Task details: Reproduce the records between the lines holding "x-tick-label-15: 15: [1062, 1461, 1116, 1511]" and "chart-title: Autopsy diagnosis: [881, 49, 1331, 106]", inclusive, substituting "Post-mortem findings" for "Autopsy diagnosis" and leaving everything else unchanged.

Stored records:
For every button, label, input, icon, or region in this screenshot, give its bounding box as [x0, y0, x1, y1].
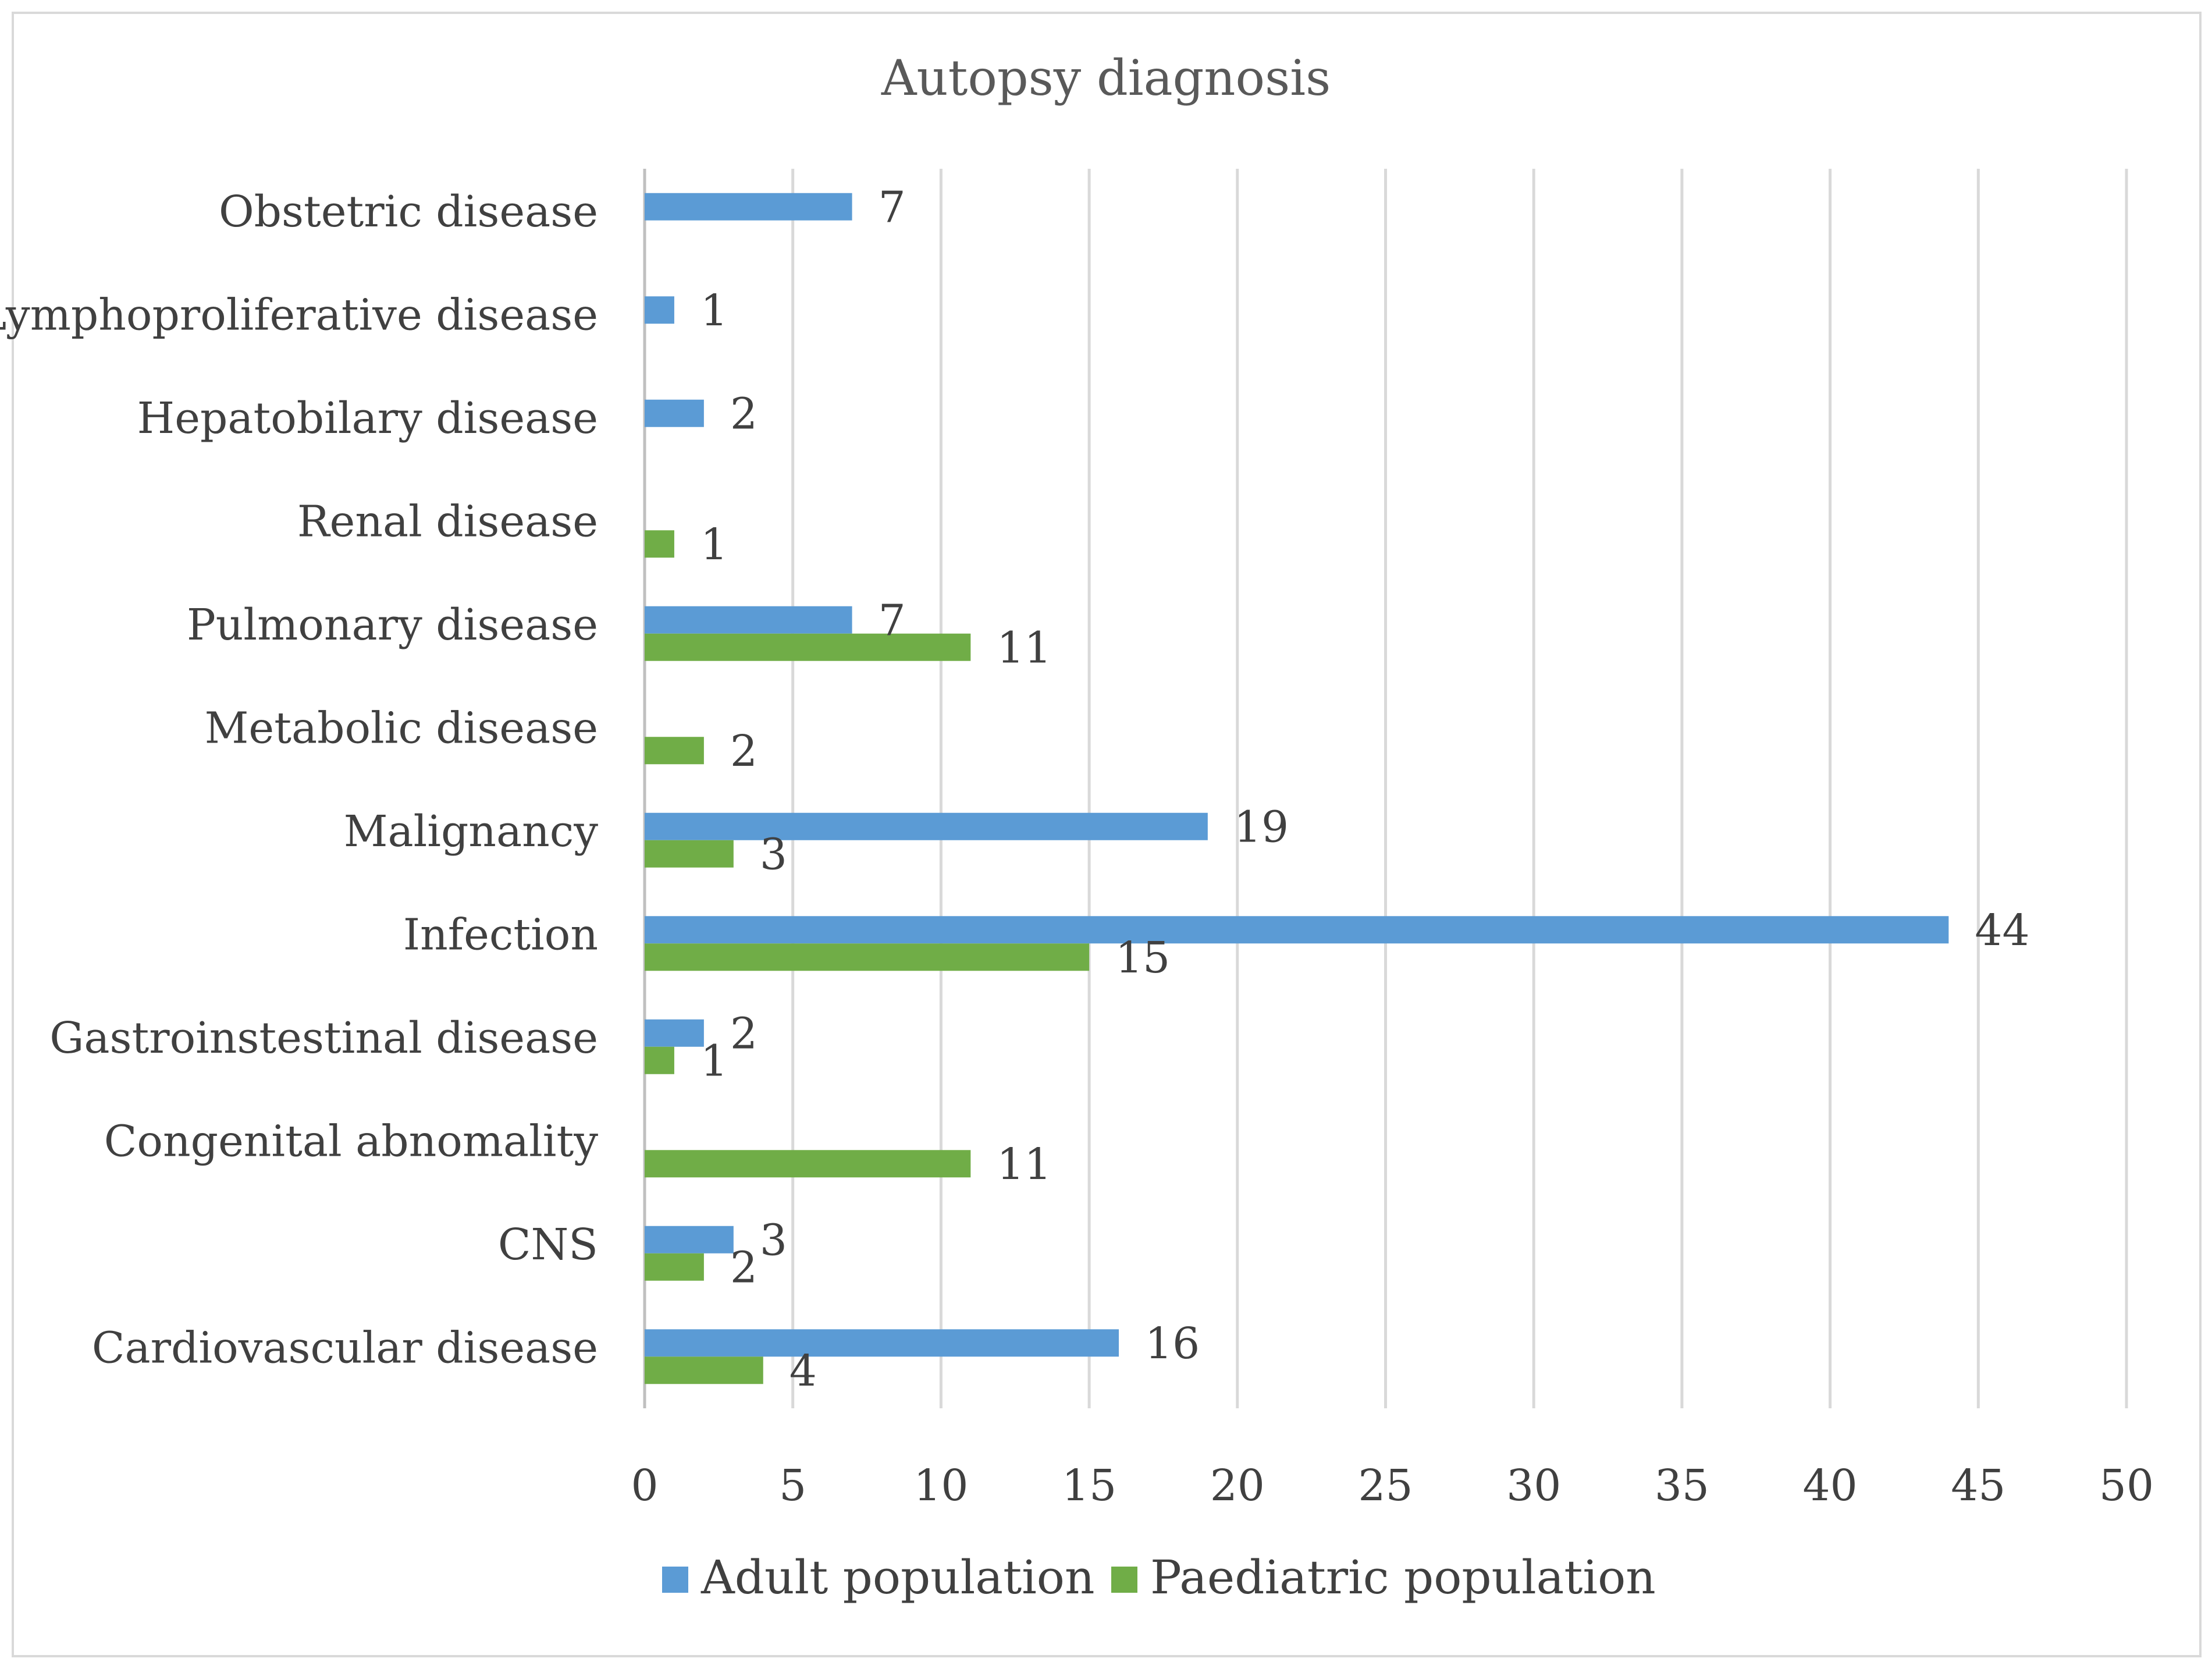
x-tick-label-15: 15: [1062, 1461, 1116, 1511]
category-label-3: Gastroinstestinal disease: [49, 1013, 598, 1063]
category-label-8: Renal disease: [297, 496, 598, 546]
bar-adult-4: [645, 916, 1949, 944]
data-label-adult-5: 19: [1234, 802, 1289, 852]
x-tick-label-25: 25: [1358, 1461, 1413, 1511]
legend-label-paediatric: Paediatric population: [1150, 1550, 1656, 1604]
data-label-adult-4: 44: [1975, 905, 2029, 956]
data-label-paediatric-7: 11: [997, 623, 1051, 673]
chart-title: Autopsy diagnosis: [881, 49, 1331, 106]
category-label-11: Obstetric disease: [219, 187, 598, 237]
bar-paediatric-6: [645, 737, 704, 765]
legend-label-adult: Adult population: [700, 1550, 1094, 1604]
bar-paediatric-8: [645, 530, 674, 558]
category-label-6: Metabolic disease: [205, 703, 598, 753]
category-label-0: Cardiovascular disease: [92, 1323, 598, 1373]
data-label-paediatric-5: 3: [760, 829, 787, 879]
data-label-adult-3: 2: [730, 1008, 758, 1059]
bar-adult-5: [645, 812, 1208, 840]
x-tick-label-20: 20: [1210, 1461, 1265, 1511]
bar-paediatric-1: [645, 1253, 704, 1281]
bars: [645, 193, 1949, 1384]
data-label-adult-1: 3: [760, 1215, 787, 1265]
data-label-paediatric-0: 4: [790, 1346, 817, 1396]
x-tick-label-10: 10: [913, 1461, 968, 1511]
x-tick-label-0: 0: [631, 1461, 658, 1511]
legend: Adult population Paediatric population: [662, 1550, 1656, 1604]
category-label-7: Pulmonary disease: [187, 600, 598, 650]
bar-paediatric-7: [645, 633, 971, 661]
bar-paediatric-4: [645, 943, 1090, 971]
category-labels: Cardiovascular disease CNS Congenital abno…: [0, 187, 598, 1373]
x-tick-label-40: 40: [1803, 1461, 1858, 1511]
data-label-adult-0: 16: [1145, 1319, 1200, 1369]
gridlines: [643, 169, 2128, 1408]
category-label-4: Infection: [403, 910, 598, 960]
bar-adult-0: [645, 1329, 1119, 1357]
x-tick-label-45: 45: [1951, 1461, 2005, 1511]
bar-paediatric-0: [645, 1356, 763, 1384]
category-label-5: Malignancy: [344, 807, 598, 857]
bar-adult-3: [645, 1019, 704, 1047]
data-label-adult-7: 7: [879, 595, 906, 645]
bar-paediatric-5: [645, 840, 734, 868]
category-label-2: Congenital abnomality: [104, 1116, 598, 1166]
data-label-paediatric-1: 2: [730, 1242, 758, 1292]
data-label-paediatric-4: 15: [1115, 933, 1170, 983]
bar-paediatric-3: [645, 1046, 674, 1074]
x-tick-label-35: 35: [1655, 1461, 1709, 1511]
bar-paediatric-2: [645, 1150, 971, 1178]
data-label-adult-9: 2: [730, 389, 758, 439]
x-axis-tick-labels: 0 5 10 15 20 25 30 35 40 45 50: [631, 1461, 2154, 1511]
category-label-10: Lymphoproliferative disease: [0, 290, 598, 340]
x-tick-label-50: 50: [2099, 1461, 2154, 1511]
category-label-1: CNS: [498, 1220, 598, 1270]
bar-adult-1: [645, 1226, 734, 1253]
bar-adult-9: [645, 399, 704, 427]
bar-adult-7: [645, 606, 852, 634]
bar-adult-11: [645, 193, 852, 221]
data-label-adult-11: 7: [879, 182, 906, 232]
x-tick-label-5: 5: [779, 1461, 806, 1511]
x-tick-label-30: 30: [1506, 1461, 1561, 1511]
data-label-paediatric-8: 1: [700, 520, 728, 570]
legend-swatch-adult: [662, 1567, 688, 1593]
data-label-paediatric-3: 1: [700, 1036, 728, 1086]
data-label-paediatric-6: 2: [730, 726, 758, 776]
category-label-9: Hepatobilary disease: [137, 393, 598, 443]
data-label-adult-10: 1: [700, 286, 728, 336]
legend-swatch-paediatric: [1111, 1567, 1137, 1593]
data-label-paediatric-2: 11: [997, 1139, 1051, 1189]
bar-adult-10: [645, 296, 674, 324]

Complete answer:
x-tick-label-15: 15: [1062, 1461, 1116, 1511]
category-label-3: Gastroinstestinal disease: [49, 1013, 598, 1063]
category-label-8: Renal disease: [297, 496, 598, 546]
bar-adult-4: [645, 916, 1949, 944]
data-label-adult-5: 19: [1234, 802, 1289, 852]
x-tick-label-25: 25: [1358, 1461, 1413, 1511]
legend-label-paediatric: Paediatric population: [1150, 1550, 1656, 1604]
data-label-adult-4: 44: [1975, 905, 2029, 956]
data-label-paediatric-7: 11: [997, 623, 1051, 673]
chart-title: Post-mortem findings: [881, 49, 1331, 106]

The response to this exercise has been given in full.